# AVAILABLE RECORDS
※ ※ ※

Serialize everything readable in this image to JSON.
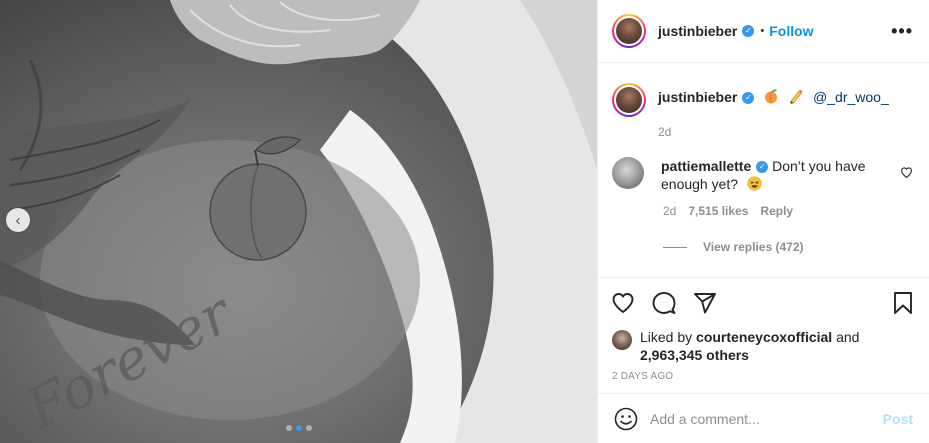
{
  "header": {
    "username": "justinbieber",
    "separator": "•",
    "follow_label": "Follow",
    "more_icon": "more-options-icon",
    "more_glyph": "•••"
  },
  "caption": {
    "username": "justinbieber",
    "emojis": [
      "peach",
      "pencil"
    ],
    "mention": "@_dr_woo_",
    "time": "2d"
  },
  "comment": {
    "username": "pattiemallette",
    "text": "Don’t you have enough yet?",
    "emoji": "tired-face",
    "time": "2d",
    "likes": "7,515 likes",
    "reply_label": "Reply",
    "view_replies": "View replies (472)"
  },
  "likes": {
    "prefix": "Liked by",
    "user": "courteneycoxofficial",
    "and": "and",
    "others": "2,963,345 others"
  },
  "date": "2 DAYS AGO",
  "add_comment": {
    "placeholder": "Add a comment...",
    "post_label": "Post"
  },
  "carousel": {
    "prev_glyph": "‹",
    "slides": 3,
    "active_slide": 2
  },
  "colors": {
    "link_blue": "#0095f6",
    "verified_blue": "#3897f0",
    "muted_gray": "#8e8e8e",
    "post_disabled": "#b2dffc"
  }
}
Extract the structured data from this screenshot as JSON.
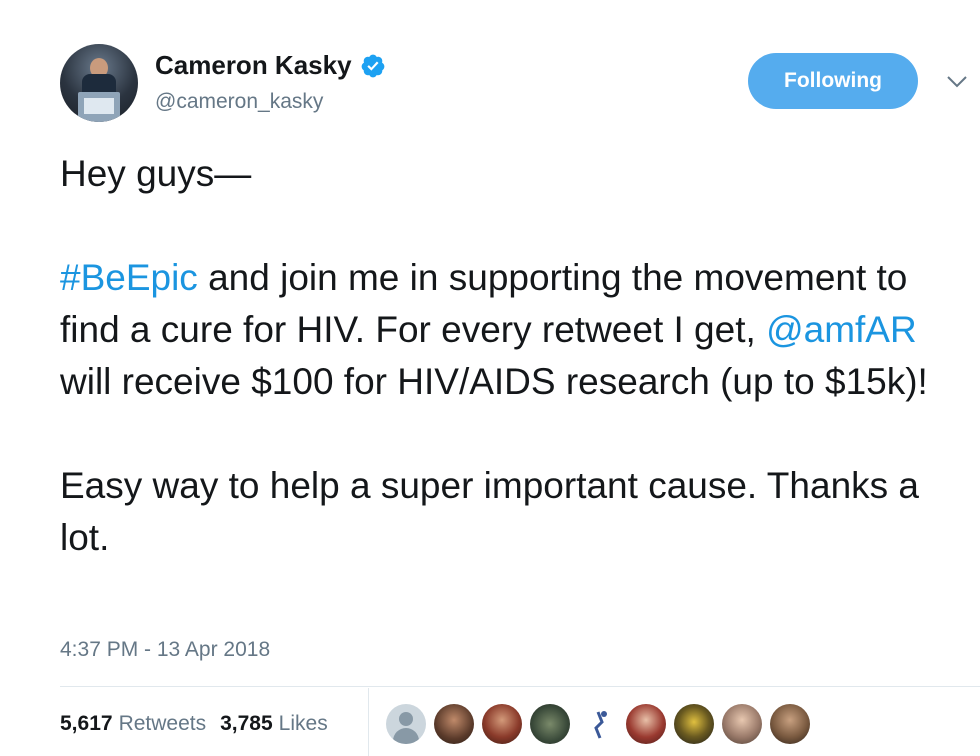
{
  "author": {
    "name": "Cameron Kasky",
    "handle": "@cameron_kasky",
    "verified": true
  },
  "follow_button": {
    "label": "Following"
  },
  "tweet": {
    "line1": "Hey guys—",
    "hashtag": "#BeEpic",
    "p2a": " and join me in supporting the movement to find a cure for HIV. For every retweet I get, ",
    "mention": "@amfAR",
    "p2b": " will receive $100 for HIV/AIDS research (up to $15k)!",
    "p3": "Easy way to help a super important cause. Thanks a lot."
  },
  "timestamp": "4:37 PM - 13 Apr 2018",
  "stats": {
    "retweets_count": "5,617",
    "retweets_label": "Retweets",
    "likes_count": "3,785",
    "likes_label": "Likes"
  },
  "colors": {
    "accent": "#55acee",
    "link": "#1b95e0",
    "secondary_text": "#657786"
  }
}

※ ※ ※

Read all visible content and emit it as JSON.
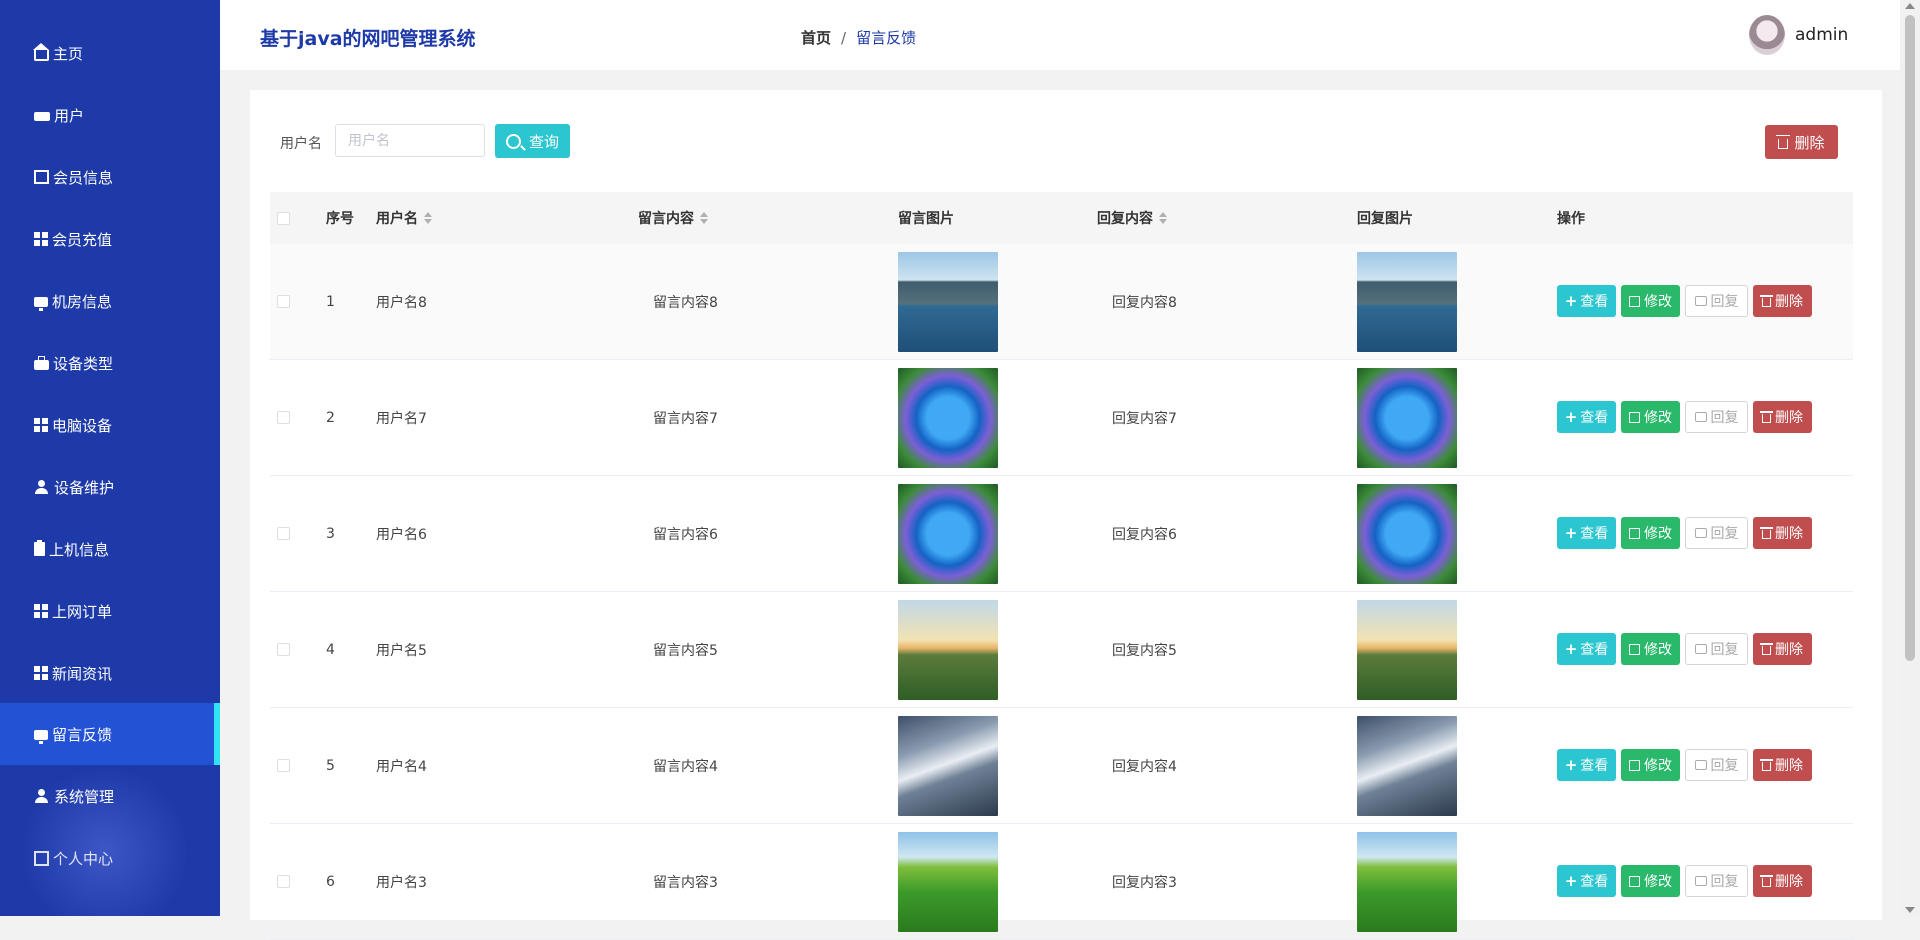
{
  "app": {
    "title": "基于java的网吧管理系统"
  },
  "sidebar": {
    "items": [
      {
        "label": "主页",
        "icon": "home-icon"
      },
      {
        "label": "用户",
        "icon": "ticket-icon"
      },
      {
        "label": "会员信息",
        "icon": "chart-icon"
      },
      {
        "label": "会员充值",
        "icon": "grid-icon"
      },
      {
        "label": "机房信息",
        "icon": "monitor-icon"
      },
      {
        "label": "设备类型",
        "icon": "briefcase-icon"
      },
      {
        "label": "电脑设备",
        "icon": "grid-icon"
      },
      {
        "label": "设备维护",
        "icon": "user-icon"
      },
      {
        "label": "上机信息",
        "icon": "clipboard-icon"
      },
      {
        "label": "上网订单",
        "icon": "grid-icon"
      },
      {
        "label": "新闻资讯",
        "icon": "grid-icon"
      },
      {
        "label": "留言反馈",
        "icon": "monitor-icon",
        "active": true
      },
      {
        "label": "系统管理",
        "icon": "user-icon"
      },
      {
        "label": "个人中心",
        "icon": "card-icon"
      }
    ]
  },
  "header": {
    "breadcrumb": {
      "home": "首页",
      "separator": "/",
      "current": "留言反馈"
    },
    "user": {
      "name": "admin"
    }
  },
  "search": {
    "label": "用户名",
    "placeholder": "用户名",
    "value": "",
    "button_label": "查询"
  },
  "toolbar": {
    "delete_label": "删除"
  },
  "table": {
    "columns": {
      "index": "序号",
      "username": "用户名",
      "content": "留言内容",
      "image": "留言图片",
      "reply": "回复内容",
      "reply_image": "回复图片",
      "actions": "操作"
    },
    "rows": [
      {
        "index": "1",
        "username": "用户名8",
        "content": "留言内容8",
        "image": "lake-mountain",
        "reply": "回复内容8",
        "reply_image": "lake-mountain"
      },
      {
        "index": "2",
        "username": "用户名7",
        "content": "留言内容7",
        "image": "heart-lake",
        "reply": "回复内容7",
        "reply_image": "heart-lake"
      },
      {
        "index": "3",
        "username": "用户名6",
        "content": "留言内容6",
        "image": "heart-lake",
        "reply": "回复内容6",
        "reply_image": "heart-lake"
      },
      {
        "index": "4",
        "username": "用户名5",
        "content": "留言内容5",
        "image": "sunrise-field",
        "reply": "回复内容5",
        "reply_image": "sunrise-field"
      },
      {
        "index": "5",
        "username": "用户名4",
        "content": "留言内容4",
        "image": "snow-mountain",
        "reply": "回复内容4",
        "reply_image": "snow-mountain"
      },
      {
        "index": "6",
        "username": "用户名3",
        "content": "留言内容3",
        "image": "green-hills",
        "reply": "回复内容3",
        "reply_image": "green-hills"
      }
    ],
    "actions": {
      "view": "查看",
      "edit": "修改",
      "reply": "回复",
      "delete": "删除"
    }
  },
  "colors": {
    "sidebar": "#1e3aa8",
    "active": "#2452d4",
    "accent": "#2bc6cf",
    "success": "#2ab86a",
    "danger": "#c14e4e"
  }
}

※ ※ ※

# PROBLEM DESCRIPTION
Which lines in the listing above hold the word "snow"? Show each of them.

# FINISHED TASK
        "image": "snow-mountain",
        "reply_image": "snow-mountain"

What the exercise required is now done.